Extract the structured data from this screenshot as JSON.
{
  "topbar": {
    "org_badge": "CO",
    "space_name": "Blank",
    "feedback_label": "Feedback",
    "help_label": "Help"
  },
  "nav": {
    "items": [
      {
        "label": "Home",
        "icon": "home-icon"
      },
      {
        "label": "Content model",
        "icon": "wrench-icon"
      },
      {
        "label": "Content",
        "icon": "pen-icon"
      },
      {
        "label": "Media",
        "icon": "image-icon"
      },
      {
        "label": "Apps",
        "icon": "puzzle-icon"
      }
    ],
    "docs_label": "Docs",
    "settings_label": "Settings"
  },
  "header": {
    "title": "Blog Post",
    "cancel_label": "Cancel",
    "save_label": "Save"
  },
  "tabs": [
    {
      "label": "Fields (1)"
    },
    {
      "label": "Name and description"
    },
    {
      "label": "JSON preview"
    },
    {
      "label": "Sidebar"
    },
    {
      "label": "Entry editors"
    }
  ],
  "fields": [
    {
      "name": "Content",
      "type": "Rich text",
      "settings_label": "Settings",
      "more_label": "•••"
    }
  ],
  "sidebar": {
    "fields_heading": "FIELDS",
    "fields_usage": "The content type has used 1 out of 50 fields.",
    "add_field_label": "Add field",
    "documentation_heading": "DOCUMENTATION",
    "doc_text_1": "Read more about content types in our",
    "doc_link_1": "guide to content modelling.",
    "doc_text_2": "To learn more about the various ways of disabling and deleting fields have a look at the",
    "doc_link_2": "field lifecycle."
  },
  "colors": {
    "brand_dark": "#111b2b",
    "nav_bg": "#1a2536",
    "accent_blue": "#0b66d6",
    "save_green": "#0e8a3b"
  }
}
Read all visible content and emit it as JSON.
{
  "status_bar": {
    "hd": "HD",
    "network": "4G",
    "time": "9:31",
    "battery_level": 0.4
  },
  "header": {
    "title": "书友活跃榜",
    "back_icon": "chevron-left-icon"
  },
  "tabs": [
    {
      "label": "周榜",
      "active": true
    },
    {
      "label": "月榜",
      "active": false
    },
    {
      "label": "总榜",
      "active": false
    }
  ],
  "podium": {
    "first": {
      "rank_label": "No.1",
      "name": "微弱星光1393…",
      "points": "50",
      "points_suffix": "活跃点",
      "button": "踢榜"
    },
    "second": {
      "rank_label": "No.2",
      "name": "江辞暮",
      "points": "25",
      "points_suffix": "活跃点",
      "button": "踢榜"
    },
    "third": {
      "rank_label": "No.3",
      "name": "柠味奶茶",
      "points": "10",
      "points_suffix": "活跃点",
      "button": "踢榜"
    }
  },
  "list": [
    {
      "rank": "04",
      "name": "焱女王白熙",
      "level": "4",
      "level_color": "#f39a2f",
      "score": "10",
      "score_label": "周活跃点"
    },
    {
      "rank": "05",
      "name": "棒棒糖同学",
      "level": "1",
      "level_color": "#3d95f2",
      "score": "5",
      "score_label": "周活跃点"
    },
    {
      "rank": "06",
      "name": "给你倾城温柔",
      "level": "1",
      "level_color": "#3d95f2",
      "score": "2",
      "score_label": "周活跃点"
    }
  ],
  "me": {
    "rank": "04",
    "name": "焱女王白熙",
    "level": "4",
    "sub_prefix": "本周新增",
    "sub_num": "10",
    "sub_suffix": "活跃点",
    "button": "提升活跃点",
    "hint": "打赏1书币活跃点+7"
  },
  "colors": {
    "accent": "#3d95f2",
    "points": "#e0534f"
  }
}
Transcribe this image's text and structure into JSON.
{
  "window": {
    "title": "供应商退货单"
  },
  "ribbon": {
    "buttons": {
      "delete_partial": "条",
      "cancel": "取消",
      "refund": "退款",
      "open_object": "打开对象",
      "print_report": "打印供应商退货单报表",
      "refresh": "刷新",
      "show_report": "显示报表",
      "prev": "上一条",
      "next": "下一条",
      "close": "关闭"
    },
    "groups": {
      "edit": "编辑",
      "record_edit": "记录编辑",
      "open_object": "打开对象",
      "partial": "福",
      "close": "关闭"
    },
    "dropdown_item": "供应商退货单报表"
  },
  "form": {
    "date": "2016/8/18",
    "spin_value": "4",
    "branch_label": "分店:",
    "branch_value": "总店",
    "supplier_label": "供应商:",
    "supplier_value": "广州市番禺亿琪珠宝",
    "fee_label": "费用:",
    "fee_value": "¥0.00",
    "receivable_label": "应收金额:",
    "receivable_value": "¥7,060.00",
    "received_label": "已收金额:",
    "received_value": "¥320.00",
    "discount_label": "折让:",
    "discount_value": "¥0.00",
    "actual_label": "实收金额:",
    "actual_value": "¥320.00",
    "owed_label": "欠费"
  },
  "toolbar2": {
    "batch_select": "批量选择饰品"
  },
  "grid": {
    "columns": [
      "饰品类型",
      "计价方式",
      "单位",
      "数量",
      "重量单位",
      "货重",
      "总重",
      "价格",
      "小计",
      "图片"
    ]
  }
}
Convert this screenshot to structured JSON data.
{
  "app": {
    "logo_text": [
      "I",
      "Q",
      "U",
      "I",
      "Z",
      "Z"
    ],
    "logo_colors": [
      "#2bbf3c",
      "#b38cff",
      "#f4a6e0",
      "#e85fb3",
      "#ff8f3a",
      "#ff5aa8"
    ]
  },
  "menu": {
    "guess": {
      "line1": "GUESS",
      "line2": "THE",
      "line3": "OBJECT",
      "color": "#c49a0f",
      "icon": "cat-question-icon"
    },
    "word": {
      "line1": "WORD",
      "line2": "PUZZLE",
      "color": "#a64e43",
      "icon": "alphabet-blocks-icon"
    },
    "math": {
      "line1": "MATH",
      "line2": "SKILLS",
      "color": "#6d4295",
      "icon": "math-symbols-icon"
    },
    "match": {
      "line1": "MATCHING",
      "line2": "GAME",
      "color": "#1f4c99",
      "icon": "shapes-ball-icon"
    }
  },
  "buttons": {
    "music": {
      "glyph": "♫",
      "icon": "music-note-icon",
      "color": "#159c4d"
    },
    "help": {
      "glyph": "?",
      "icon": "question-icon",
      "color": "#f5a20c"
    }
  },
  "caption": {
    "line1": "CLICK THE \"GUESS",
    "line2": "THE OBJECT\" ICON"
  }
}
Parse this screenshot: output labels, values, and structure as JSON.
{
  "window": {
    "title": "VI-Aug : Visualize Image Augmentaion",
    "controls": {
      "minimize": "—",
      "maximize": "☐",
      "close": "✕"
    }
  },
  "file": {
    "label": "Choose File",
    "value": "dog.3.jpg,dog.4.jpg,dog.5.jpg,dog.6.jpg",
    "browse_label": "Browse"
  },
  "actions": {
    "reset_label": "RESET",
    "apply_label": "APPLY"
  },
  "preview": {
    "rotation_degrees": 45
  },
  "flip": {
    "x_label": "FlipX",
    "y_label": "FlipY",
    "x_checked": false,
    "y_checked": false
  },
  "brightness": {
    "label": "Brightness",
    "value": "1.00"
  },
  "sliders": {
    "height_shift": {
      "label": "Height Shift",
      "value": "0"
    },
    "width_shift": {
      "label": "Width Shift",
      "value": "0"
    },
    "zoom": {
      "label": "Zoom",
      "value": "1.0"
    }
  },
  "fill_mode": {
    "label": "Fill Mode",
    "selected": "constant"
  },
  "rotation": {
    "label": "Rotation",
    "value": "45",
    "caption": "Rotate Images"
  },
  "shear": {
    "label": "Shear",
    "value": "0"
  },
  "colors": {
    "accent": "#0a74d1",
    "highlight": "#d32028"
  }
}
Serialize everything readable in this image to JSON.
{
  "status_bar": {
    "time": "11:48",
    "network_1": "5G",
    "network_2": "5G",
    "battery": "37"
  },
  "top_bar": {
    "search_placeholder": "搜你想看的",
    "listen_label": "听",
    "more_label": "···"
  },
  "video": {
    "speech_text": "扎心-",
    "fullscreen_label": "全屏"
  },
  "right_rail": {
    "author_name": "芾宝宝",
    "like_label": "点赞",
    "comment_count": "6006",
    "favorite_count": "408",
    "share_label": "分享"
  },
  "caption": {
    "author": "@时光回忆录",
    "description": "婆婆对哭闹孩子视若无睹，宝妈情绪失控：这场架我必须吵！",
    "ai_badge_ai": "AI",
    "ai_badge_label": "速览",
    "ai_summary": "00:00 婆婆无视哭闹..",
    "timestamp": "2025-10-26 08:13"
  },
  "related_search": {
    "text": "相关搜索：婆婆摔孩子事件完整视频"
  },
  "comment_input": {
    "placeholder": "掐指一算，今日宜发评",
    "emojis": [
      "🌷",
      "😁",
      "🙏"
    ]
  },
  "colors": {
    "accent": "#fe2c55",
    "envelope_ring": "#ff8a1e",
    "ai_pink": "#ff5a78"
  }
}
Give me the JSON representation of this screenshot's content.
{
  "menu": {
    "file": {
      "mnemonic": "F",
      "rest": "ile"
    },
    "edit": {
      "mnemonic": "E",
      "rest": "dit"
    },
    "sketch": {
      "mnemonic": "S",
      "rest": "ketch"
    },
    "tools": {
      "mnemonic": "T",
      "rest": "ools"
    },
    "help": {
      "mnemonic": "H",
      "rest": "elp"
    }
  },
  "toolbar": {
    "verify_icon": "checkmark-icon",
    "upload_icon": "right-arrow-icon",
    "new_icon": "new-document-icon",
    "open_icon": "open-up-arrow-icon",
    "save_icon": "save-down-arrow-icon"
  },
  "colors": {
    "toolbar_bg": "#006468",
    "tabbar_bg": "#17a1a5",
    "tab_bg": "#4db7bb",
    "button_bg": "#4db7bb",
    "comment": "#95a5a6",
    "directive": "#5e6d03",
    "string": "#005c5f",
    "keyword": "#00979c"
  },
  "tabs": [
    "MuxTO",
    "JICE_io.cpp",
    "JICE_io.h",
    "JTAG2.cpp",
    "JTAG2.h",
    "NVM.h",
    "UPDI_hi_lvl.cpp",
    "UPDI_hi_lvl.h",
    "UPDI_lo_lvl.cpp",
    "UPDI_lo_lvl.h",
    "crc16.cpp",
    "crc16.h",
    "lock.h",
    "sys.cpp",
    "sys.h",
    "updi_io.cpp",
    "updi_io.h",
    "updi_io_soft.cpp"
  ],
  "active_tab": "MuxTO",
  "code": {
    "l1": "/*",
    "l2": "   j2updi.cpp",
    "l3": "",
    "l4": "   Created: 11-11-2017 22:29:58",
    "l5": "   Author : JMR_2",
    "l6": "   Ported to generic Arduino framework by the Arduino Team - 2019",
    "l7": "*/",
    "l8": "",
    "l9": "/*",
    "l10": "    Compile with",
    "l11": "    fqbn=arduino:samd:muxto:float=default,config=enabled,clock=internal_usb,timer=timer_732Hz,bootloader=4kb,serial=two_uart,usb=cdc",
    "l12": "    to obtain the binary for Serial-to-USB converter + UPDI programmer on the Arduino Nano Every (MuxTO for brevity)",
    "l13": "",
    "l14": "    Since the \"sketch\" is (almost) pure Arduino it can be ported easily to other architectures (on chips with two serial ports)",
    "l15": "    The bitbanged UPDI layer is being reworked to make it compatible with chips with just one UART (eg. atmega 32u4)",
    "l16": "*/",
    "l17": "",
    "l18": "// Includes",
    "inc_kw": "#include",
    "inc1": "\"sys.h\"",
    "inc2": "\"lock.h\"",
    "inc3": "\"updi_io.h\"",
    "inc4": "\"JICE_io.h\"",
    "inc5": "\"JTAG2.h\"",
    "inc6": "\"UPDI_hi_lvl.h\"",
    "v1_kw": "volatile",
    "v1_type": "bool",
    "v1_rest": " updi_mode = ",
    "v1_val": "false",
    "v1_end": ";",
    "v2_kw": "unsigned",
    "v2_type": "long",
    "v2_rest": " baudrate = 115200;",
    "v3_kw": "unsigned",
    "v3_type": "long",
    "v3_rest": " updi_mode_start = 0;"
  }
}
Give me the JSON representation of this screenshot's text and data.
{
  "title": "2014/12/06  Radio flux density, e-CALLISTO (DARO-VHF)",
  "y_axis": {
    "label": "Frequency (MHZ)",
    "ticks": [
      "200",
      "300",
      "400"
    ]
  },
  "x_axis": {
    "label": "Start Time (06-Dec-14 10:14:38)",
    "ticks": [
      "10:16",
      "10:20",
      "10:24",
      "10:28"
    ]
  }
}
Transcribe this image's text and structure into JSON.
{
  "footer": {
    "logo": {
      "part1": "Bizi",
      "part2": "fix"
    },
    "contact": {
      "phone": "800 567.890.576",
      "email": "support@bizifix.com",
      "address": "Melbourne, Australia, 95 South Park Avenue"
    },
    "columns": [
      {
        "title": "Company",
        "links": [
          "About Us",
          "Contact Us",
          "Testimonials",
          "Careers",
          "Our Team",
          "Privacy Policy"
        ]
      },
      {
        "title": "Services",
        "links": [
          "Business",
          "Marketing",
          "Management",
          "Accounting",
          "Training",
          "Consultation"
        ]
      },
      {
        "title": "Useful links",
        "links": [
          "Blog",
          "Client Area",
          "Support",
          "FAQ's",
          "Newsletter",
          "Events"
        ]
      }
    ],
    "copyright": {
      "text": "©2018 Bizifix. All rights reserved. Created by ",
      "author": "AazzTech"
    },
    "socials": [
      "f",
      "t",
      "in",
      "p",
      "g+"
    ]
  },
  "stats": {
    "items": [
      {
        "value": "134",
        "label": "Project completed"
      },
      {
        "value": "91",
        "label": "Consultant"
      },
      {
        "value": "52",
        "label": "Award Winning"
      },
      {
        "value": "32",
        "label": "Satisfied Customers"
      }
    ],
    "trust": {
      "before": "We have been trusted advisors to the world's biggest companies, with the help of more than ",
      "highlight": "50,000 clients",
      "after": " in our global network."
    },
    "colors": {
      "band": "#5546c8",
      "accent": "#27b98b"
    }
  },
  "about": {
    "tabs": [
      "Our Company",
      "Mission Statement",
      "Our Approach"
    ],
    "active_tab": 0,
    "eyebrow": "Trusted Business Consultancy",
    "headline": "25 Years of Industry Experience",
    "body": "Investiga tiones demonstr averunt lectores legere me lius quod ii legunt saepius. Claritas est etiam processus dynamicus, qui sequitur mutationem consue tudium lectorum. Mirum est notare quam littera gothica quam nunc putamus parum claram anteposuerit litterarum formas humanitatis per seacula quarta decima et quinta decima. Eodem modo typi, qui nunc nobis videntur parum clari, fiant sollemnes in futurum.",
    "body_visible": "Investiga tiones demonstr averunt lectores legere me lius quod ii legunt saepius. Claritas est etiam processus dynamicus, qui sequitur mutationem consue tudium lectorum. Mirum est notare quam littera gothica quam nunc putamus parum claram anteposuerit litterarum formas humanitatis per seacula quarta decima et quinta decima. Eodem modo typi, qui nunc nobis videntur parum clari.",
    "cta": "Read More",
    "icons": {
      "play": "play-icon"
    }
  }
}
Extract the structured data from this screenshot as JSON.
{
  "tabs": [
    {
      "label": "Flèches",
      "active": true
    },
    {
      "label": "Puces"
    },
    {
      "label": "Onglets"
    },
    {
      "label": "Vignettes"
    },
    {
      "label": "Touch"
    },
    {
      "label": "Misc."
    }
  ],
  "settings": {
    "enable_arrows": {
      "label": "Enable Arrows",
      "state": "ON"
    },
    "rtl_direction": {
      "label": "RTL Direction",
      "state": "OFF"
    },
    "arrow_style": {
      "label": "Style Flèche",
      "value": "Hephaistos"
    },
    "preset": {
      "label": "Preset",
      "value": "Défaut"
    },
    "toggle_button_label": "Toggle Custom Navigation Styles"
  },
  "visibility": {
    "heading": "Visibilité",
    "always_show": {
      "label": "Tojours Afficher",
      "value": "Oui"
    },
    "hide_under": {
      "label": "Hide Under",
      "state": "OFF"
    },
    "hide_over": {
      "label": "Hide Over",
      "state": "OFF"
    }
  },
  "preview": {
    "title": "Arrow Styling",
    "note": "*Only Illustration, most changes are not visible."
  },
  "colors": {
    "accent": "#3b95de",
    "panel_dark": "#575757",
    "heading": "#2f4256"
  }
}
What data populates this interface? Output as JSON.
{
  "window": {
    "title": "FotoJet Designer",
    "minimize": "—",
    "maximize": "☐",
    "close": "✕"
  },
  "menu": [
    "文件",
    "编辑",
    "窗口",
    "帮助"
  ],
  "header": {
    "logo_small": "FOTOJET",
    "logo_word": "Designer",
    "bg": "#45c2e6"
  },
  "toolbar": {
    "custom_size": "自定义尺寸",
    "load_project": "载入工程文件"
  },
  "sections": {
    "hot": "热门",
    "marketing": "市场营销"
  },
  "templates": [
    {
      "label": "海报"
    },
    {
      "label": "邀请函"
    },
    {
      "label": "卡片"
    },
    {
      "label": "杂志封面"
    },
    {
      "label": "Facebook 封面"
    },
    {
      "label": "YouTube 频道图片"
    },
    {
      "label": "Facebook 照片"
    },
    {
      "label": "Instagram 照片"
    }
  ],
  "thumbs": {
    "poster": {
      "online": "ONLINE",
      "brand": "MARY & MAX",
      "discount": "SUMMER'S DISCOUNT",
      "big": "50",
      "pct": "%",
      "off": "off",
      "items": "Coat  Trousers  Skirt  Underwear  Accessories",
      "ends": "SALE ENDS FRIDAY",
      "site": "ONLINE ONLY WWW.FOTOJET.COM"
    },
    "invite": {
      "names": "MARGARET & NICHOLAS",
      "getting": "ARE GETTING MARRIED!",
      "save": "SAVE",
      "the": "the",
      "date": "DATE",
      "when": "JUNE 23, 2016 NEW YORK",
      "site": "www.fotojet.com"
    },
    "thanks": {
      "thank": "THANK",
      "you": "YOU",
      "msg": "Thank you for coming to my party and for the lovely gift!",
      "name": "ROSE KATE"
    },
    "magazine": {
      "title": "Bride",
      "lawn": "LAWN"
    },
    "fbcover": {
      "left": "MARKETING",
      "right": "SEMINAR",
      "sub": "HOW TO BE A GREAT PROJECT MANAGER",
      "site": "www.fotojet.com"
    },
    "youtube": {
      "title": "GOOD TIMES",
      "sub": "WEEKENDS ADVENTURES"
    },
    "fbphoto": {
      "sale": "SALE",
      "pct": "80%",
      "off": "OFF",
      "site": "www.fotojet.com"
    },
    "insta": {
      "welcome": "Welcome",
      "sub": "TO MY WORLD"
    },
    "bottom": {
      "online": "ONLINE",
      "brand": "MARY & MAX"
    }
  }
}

GIVEN INSTRUCTION: Show, from the listing above, each line that contains the word "lius".

RESPONSE TO THIS TASK:
    "body": "Investiga tiones demonstr averunt lectores legere me lius quod ii legunt saepius. Claritas est etiam processus dynamicus, qui sequitur mutationem consue tudium lectorum. Mirum est notare quam littera gothica quam nunc putamus parum claram anteposuerit litterarum formas humanitatis per seacula quarta decima et quinta decima. Eodem modo typi, qui nunc nobis videntur parum clari, fiant sollemnes in futurum.",
    "body_visible": "Investiga tiones demonstr averunt lectores legere me lius quod ii legunt saepius. Claritas est etiam processus dynamicus, qui sequitur mutationem consue tudium lectorum. Mirum est notare quam littera gothica quam nunc putamus parum claram anteposuerit litterarum formas humanitatis per seacula quarta decima et quinta decima. Eodem modo typi, qui nunc nobis videntur parum clari.",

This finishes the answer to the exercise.